Stored data:
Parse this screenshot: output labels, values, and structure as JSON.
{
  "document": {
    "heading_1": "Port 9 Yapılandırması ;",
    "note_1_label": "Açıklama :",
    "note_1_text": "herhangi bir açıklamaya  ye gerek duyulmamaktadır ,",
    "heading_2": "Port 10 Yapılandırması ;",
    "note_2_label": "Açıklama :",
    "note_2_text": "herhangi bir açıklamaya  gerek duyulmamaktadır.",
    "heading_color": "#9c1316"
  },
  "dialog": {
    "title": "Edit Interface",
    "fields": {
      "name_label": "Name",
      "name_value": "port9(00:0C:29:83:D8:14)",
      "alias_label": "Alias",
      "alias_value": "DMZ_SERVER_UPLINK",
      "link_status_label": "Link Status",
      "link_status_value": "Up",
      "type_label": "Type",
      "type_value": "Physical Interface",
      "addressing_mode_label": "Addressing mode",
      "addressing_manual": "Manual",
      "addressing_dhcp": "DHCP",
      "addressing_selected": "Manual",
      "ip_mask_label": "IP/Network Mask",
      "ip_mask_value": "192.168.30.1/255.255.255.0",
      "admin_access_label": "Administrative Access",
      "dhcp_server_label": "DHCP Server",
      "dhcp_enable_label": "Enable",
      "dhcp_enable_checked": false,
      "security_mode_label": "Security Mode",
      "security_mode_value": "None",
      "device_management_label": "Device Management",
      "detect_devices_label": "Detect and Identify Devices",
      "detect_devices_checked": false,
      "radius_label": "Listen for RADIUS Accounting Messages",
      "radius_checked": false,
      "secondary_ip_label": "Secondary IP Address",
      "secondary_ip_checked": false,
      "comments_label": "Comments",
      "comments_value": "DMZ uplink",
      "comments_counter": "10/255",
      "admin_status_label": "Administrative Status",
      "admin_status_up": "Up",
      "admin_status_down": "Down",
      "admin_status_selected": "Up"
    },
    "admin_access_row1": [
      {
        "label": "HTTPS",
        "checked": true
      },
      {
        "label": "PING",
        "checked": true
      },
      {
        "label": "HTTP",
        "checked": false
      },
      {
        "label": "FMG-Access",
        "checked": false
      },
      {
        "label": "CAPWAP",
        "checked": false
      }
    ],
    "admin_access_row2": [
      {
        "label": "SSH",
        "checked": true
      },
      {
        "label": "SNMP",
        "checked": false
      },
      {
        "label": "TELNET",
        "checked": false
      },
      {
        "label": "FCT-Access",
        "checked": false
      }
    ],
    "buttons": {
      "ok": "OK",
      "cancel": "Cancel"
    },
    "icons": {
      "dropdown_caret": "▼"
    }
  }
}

Exercise:
Each line above that includes "gerek" should be shown.

Solved problem:
    "note_1_text": "herhangi bir açıklamaya  ye gerek duyulmamaktadır ,",
    "note_2_text": "herhangi bir açıklamaya  gerek duyulmamaktadır.",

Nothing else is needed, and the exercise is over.